**To be done**.
For the data below, work out how many lines include the string "SHANKESWARA" and report only the number.

**Material supplied**.
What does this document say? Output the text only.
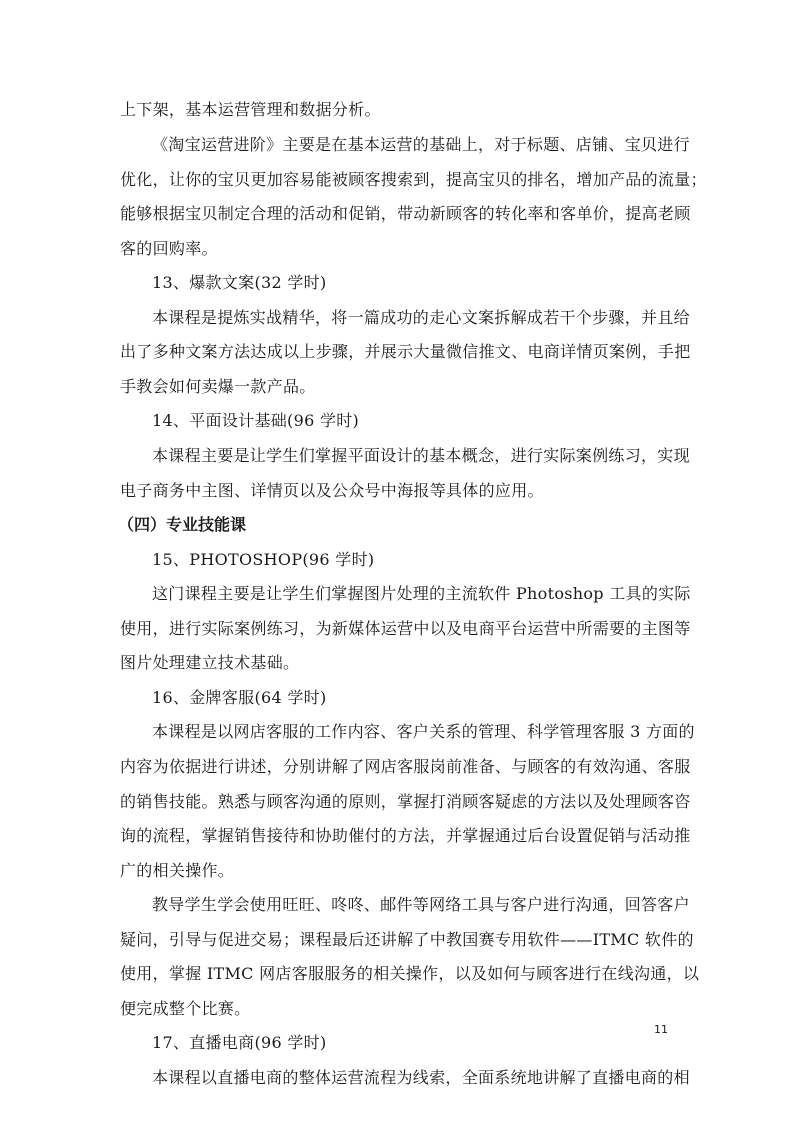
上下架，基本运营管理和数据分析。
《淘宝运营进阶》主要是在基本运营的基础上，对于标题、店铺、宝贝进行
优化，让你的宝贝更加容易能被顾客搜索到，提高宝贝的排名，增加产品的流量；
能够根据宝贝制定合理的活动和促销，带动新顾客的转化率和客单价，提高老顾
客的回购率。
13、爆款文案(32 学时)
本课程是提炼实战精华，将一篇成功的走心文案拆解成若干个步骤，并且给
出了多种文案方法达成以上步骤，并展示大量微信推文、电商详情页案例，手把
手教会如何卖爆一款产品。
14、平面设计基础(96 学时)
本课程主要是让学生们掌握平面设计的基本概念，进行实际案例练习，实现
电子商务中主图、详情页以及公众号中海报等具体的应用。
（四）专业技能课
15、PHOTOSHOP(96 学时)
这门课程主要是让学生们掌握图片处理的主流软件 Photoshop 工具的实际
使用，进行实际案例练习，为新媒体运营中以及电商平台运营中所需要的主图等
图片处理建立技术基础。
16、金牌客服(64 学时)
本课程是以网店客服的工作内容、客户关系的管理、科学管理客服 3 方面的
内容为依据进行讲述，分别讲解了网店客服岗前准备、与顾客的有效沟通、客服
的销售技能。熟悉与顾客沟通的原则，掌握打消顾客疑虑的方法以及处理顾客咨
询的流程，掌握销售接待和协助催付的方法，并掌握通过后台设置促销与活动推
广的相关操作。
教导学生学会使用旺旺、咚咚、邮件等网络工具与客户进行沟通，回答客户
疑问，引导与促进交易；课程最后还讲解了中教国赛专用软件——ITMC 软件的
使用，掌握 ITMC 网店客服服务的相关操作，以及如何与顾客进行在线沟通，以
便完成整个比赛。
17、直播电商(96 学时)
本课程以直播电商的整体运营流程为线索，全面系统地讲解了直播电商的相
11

--

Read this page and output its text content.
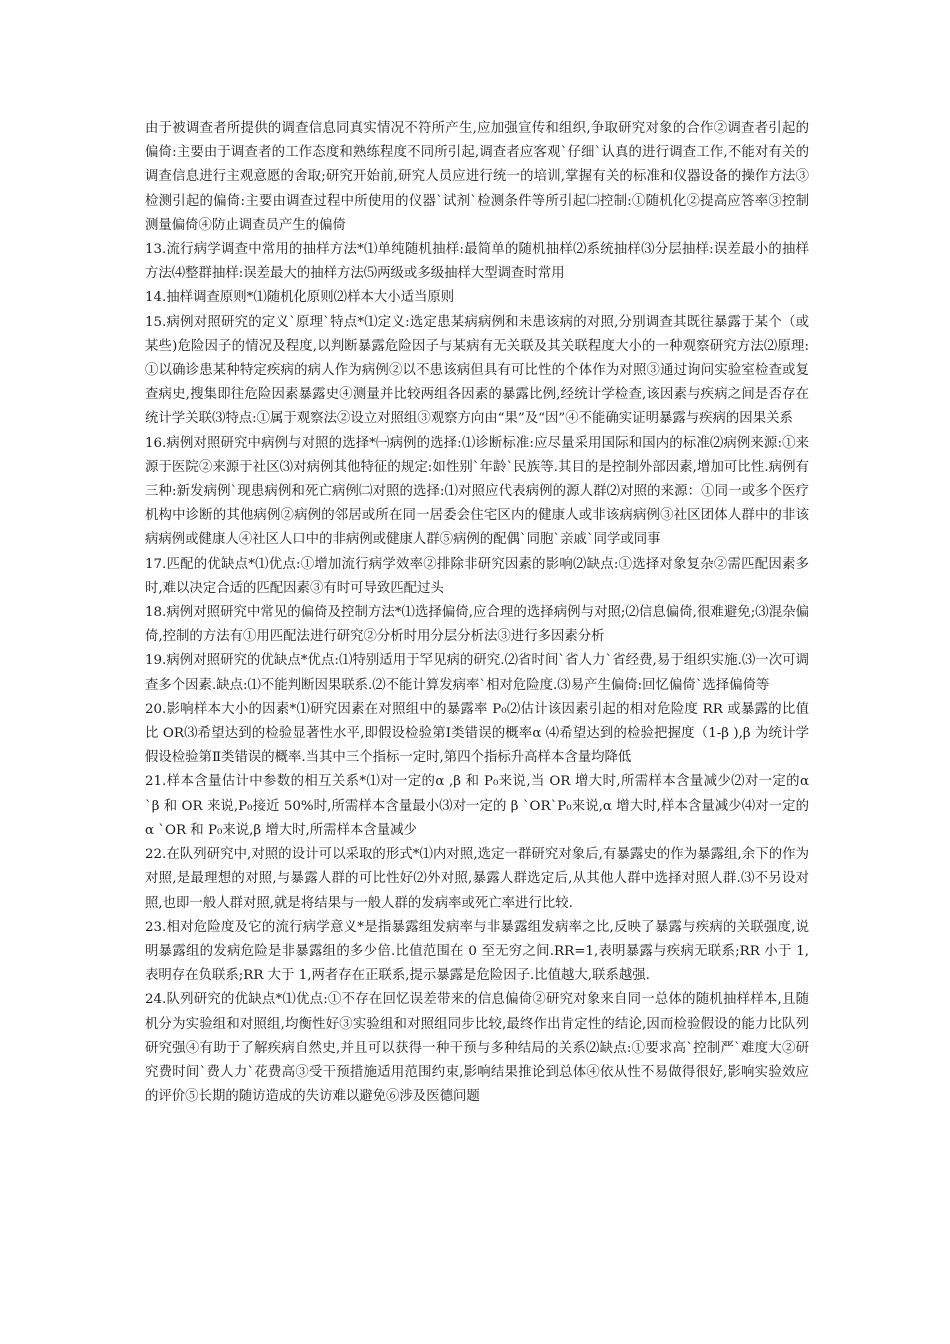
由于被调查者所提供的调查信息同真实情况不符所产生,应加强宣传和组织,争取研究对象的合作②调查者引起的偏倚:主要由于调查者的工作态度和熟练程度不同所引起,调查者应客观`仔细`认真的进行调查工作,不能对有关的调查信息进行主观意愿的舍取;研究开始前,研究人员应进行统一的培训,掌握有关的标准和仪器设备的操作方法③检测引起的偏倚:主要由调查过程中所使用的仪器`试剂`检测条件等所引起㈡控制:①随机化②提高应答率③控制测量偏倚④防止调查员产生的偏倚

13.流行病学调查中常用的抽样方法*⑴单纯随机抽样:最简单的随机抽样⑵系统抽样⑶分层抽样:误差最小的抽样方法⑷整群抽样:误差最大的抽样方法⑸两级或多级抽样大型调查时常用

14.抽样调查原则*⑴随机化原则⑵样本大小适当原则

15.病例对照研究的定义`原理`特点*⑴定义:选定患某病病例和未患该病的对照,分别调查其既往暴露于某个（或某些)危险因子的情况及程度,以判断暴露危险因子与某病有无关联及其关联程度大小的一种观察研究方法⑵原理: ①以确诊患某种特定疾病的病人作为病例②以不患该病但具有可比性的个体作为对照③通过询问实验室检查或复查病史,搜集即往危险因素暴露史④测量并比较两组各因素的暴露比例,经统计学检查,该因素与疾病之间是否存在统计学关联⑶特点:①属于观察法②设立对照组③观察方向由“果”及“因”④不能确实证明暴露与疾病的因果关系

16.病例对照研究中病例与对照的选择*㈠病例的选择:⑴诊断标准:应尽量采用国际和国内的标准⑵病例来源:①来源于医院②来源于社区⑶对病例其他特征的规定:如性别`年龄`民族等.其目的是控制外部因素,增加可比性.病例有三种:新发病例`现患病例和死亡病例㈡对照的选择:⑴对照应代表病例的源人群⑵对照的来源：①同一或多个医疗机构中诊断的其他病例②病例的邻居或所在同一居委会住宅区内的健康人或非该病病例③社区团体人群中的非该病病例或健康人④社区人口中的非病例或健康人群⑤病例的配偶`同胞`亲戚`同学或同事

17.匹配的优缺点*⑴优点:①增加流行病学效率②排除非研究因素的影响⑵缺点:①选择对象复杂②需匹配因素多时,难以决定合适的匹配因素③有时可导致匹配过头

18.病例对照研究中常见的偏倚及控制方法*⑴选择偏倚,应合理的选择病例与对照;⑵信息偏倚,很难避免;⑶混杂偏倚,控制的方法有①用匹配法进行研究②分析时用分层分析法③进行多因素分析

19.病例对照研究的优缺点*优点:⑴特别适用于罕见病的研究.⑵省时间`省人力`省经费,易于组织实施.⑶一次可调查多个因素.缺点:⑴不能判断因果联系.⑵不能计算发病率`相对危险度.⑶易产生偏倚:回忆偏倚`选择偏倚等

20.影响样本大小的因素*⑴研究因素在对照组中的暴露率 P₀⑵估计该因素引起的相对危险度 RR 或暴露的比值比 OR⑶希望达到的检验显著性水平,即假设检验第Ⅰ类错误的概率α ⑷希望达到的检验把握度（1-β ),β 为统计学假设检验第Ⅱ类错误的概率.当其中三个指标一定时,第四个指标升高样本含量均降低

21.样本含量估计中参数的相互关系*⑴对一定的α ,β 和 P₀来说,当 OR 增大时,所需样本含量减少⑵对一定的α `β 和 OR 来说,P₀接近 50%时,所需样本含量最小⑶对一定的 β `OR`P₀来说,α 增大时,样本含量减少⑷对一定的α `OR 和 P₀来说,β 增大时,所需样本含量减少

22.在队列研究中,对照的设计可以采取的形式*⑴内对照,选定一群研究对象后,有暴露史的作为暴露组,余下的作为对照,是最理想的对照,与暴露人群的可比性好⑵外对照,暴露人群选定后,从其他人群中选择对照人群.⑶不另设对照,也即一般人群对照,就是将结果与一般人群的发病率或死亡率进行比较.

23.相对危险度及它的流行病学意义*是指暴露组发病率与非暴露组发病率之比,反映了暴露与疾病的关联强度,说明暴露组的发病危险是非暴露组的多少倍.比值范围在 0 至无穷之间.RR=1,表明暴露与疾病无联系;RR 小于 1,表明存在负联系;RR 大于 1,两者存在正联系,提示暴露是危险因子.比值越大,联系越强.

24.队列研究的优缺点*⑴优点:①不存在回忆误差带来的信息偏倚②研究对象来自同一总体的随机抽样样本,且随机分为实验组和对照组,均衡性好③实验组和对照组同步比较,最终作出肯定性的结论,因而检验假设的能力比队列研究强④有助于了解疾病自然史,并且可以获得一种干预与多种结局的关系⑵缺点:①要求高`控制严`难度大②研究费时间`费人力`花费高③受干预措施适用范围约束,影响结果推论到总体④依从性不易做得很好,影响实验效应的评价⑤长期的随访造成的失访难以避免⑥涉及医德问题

...

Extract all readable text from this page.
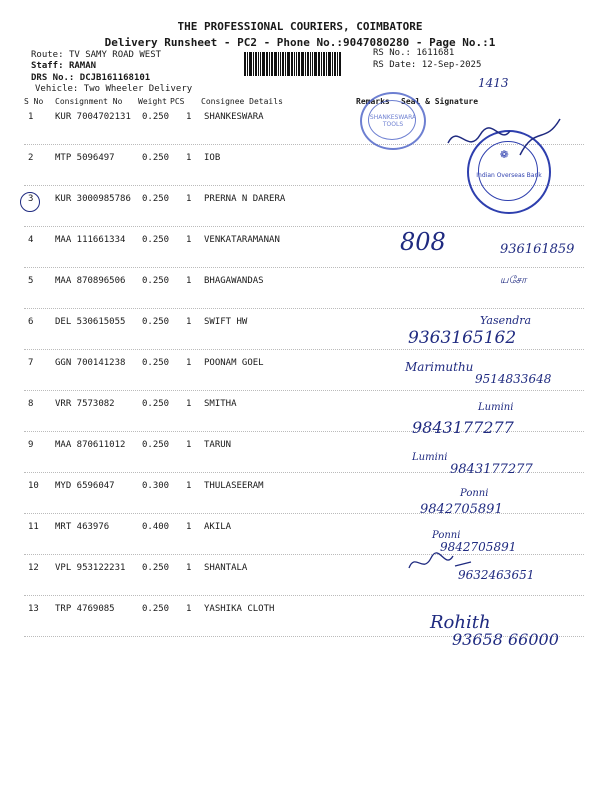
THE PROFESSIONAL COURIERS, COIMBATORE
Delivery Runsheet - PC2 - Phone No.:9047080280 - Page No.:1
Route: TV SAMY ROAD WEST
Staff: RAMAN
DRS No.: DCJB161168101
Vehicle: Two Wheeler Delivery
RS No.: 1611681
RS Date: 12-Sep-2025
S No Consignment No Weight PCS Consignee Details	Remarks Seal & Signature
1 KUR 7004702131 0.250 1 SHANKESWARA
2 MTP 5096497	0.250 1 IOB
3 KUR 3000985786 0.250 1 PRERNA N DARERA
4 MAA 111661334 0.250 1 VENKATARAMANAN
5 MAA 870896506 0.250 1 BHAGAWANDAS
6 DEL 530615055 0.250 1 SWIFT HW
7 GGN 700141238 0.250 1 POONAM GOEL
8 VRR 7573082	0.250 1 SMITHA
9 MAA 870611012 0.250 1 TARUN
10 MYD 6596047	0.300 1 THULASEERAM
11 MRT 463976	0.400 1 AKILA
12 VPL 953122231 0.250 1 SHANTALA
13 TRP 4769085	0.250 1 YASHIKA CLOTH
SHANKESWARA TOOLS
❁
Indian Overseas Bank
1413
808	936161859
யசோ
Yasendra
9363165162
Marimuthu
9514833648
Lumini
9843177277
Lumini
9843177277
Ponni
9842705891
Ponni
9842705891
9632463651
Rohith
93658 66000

**Answer to this task**.
2